Consegne:
a: Riscrivi il passo dell'articolo su Donato Di Matteo da "Di Matteo sfida" a "Di Matteo ha...", sostituendo "liste civiche" con "liste autonome".
b: Elenca tutte le persone citate per nome nell'articolo su Donato Di Matteo.
c: Secondo l'articolo su Donato Di Matteo, quante liste civiche presenterà a Montesilvano?

Di Matteo sfida il Pd anche in città «Alle elezioni con 2 liste civiche»

9 Novembre 2018

PESCARA. «Io non sono più del centrosinistra, perché non sono né del Pd né di Leu. Io sono dentro a una lista civica che vuole tornare a far parlare di politica la gente». Donato Di Matteo ha...

PESCARA. «Io non sono più del centrosinistra, perché non sono né del Pd né di Leu. Io sono dentro a una lista civica che vuole tornare a far parlare di politica la gente». Donato Di Matteo ha risposto così ieri al cronista che gli chiedeva un commento alle accuse lanciate da alcuni esponenti del Pd su un presunto accordo segreto tra lui e il centrodestra alle scorse elezioni provinciali.
Il consigliere regionale ha convocato in mattinata una conferenza stampa alla Regione per togliersi qualche sassolino dalle scarpe. Ha parlato di elezioni regionali, ha inveito contro il senatore Luciano D’Alfonso, ha criticato il sindaco Marco Alessandrini, ha svelato qualche presunto retroscena sui fatti che hanno portato martedì scorso Giuliano Diodati, suo braccio destro in Comune, a dimettersi da assessore e ha poi annunciato che sfiderà il Pd anche alle prossime elezioni amministrative di maggio, con due liste civiche a Pescara e una a Montesilvano.

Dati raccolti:
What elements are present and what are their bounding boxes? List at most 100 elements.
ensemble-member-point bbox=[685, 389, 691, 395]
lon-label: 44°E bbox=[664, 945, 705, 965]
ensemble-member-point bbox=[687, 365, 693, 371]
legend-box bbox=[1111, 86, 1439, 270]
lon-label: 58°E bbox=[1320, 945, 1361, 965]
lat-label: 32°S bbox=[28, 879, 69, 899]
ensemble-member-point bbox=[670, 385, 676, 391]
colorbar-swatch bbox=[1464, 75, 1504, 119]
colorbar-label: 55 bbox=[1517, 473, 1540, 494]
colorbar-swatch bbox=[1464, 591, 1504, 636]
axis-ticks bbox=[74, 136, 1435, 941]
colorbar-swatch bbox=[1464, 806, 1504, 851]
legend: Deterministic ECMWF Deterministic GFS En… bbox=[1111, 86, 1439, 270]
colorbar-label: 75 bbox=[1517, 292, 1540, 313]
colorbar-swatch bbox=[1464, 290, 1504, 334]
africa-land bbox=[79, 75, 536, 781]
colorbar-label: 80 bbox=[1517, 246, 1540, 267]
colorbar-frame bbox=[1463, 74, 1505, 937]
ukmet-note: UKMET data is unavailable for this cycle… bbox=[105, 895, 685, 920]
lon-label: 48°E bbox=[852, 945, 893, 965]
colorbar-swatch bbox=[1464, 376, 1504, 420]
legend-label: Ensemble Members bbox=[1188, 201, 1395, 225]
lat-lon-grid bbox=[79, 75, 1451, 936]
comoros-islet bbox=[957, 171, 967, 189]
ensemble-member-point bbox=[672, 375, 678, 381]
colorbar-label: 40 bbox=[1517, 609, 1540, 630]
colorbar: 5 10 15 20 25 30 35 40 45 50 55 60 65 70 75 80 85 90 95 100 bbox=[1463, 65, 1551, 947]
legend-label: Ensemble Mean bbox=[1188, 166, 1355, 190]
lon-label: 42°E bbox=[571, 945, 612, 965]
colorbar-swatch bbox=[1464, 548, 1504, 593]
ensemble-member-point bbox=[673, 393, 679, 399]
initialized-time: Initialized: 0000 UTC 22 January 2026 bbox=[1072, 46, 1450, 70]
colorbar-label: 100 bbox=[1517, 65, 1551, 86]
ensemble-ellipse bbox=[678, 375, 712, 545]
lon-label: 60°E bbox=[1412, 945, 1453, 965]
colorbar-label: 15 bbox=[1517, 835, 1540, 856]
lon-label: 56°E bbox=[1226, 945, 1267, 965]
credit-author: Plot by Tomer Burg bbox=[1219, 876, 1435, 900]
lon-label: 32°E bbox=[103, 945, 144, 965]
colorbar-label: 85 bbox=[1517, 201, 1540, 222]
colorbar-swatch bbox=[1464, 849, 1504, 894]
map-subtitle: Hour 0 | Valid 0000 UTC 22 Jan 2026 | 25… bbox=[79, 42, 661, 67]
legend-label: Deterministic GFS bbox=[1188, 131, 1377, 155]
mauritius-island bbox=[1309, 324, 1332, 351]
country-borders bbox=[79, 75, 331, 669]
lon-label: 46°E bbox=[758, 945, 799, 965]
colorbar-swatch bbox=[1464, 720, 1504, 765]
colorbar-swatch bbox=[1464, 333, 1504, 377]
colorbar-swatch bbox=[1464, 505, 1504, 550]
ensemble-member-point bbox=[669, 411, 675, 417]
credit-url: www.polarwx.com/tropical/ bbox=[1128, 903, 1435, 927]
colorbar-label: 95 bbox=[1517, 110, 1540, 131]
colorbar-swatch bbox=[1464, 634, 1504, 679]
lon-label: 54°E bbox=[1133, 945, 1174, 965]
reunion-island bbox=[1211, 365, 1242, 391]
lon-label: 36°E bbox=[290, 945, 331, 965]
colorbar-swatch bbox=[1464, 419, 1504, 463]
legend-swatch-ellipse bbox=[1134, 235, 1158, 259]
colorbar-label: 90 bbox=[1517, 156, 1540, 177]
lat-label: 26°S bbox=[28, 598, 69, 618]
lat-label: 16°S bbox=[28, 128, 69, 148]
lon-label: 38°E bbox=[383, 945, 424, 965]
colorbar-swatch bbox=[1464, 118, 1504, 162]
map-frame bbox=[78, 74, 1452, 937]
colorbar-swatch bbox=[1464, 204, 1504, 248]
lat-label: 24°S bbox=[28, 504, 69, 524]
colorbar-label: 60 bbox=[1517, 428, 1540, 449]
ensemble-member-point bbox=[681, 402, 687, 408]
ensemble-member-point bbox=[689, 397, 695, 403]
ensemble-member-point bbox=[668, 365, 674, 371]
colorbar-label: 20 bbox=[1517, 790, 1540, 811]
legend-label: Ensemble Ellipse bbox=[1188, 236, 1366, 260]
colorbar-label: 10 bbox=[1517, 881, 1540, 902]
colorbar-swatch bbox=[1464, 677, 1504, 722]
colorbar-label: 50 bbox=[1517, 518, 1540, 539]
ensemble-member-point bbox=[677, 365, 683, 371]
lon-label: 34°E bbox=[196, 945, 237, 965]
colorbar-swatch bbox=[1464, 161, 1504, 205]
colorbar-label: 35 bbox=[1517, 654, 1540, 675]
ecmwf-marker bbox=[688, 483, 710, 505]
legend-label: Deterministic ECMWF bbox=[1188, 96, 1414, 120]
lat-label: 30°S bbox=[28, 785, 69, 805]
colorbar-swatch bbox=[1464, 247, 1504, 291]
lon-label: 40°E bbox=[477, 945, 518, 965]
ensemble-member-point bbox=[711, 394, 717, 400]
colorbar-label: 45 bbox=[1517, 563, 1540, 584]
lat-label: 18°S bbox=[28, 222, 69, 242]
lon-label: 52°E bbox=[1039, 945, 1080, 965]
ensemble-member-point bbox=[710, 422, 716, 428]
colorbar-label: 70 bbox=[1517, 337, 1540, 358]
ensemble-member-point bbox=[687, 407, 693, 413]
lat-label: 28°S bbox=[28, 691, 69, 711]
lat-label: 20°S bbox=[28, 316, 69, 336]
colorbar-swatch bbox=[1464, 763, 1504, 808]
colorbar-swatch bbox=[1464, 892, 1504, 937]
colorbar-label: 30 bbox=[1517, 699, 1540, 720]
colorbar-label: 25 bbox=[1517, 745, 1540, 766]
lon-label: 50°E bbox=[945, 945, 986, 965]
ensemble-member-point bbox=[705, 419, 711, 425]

Soluzioni:
a:
Di Matteo sfida il Pd anche in città «Alle elezioni con 2 liste autonome»

9 Novembre 2018

PESCARA. «Io non sono più del centrosinistra, perché non sono né del Pd né di Leu. Io sono dentro a una lista civica che vuole tornare a far parlare di politica la gente». Donato Di Matteo ha...

b: Donato Di Matteo, Luciano D'Alfonso, Marco Alessandrini, Giuliano Diodati

c: Una.